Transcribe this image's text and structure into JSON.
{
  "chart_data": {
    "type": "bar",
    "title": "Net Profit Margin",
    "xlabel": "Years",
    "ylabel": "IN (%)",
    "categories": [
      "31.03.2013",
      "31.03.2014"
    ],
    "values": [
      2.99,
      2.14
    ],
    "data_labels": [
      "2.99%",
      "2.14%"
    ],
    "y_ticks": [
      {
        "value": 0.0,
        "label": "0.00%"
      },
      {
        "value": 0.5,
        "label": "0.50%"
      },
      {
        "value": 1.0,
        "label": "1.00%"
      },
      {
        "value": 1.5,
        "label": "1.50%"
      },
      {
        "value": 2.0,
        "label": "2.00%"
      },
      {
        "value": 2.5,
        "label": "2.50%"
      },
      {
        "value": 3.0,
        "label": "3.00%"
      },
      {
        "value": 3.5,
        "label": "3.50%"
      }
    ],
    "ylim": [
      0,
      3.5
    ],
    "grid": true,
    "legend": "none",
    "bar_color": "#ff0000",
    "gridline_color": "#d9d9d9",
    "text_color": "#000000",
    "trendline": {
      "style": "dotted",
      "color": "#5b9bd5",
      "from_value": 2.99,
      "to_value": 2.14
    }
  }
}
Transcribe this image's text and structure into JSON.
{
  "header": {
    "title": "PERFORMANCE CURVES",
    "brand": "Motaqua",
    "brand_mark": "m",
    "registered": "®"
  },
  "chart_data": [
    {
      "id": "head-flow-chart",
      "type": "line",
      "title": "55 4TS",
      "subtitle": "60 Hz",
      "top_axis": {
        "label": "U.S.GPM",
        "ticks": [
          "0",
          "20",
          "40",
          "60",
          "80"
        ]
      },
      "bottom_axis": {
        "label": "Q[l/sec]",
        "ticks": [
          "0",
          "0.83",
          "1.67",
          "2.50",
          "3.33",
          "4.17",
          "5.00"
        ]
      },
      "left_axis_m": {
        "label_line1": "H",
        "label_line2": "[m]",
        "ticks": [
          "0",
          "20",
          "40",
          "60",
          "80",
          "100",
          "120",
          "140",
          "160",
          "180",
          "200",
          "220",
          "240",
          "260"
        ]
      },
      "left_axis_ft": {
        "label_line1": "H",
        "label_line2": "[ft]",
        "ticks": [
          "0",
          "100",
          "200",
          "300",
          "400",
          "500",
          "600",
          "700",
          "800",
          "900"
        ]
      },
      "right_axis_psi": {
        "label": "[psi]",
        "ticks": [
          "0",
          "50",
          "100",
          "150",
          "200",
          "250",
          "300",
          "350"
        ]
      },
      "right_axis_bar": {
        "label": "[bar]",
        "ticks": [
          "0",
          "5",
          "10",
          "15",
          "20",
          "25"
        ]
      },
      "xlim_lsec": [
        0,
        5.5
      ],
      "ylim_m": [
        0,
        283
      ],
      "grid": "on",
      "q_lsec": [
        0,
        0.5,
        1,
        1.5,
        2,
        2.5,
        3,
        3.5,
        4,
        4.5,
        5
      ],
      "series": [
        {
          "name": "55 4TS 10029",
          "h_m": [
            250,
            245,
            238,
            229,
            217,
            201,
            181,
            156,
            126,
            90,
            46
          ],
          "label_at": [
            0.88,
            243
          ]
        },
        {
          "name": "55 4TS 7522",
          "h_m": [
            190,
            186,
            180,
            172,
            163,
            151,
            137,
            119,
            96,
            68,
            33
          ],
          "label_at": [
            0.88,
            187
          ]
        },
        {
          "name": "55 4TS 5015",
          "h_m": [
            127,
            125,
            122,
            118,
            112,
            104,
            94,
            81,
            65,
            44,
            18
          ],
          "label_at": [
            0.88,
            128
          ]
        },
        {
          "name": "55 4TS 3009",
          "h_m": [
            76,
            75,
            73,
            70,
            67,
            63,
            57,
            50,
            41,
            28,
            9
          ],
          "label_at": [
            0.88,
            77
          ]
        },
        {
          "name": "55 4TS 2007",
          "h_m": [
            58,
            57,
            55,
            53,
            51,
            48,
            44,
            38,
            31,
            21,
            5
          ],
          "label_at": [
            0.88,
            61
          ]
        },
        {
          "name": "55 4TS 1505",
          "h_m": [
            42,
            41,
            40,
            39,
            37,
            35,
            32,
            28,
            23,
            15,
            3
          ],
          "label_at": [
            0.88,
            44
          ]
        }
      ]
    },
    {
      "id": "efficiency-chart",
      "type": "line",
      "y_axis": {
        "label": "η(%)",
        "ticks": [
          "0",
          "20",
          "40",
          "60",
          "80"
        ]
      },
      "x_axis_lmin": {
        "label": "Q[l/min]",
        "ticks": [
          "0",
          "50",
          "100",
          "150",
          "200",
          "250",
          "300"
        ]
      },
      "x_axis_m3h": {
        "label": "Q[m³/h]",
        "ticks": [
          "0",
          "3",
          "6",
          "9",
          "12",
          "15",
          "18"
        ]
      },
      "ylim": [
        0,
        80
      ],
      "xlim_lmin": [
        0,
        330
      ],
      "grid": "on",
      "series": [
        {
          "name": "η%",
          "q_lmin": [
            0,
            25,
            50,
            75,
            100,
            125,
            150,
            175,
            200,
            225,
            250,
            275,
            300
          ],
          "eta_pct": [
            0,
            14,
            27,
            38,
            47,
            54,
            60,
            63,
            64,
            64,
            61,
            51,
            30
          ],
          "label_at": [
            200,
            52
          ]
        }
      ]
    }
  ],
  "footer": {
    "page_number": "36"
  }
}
══════════════════════════════
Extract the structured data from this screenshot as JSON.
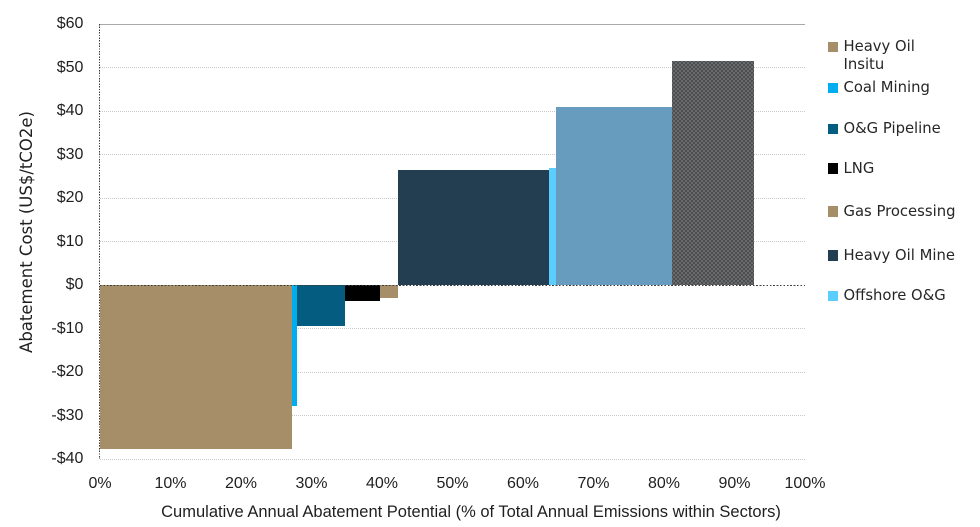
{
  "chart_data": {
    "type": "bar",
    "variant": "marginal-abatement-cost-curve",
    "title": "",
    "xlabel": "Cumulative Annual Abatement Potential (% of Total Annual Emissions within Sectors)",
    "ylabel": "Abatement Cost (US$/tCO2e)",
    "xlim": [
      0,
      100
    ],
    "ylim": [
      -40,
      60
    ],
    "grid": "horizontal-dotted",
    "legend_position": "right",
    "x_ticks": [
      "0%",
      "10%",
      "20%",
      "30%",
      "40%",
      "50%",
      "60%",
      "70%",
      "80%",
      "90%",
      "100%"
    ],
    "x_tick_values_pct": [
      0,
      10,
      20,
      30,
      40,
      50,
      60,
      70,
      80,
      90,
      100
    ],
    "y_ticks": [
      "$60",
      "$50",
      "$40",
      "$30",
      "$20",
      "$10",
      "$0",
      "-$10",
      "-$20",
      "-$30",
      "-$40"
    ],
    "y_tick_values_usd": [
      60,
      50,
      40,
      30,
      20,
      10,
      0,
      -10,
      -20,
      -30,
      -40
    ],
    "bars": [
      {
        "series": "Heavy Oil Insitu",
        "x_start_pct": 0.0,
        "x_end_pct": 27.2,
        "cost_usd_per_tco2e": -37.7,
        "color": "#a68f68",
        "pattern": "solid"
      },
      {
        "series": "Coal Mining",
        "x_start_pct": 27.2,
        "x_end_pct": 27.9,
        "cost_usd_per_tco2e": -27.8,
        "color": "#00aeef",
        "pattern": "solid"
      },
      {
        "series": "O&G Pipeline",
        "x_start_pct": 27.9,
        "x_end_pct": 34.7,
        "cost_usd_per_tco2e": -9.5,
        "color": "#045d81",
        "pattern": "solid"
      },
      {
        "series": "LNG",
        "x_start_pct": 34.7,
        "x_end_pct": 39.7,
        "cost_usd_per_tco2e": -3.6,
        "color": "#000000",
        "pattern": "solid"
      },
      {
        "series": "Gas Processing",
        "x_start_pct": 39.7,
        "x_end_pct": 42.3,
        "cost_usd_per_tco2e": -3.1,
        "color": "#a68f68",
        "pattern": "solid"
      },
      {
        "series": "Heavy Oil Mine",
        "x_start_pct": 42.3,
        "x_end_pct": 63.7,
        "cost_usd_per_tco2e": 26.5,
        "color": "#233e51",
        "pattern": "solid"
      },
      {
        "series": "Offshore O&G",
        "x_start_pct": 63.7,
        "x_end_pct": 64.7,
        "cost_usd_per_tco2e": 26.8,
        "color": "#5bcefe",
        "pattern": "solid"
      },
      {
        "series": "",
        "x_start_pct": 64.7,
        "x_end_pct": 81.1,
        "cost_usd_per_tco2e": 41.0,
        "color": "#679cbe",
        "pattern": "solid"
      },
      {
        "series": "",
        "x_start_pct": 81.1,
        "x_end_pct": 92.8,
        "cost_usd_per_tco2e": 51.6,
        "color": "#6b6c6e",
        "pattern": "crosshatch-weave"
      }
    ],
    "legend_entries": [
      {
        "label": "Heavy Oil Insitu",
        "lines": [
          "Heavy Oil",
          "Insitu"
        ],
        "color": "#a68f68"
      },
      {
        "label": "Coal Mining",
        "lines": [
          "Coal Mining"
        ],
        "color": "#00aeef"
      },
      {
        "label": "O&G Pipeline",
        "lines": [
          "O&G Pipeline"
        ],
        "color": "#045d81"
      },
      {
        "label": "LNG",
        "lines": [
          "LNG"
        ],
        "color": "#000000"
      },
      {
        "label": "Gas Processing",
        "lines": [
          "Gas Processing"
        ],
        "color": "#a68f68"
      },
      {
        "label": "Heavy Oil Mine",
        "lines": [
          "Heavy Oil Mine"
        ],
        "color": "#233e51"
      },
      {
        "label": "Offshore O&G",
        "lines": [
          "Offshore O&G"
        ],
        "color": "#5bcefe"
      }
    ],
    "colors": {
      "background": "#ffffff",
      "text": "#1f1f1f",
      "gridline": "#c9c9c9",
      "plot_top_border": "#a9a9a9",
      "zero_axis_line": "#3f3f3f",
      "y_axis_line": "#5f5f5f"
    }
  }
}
══════════════════════════════
» **WHAT YOU WILL DO**
Lines containing the string "Mine" are to be selected and copied.

» **COMPLETE RESPONSE**
        "series": "Heavy Oil Mine",
        "label": "Heavy Oil Mine",
          "Heavy Oil Mine"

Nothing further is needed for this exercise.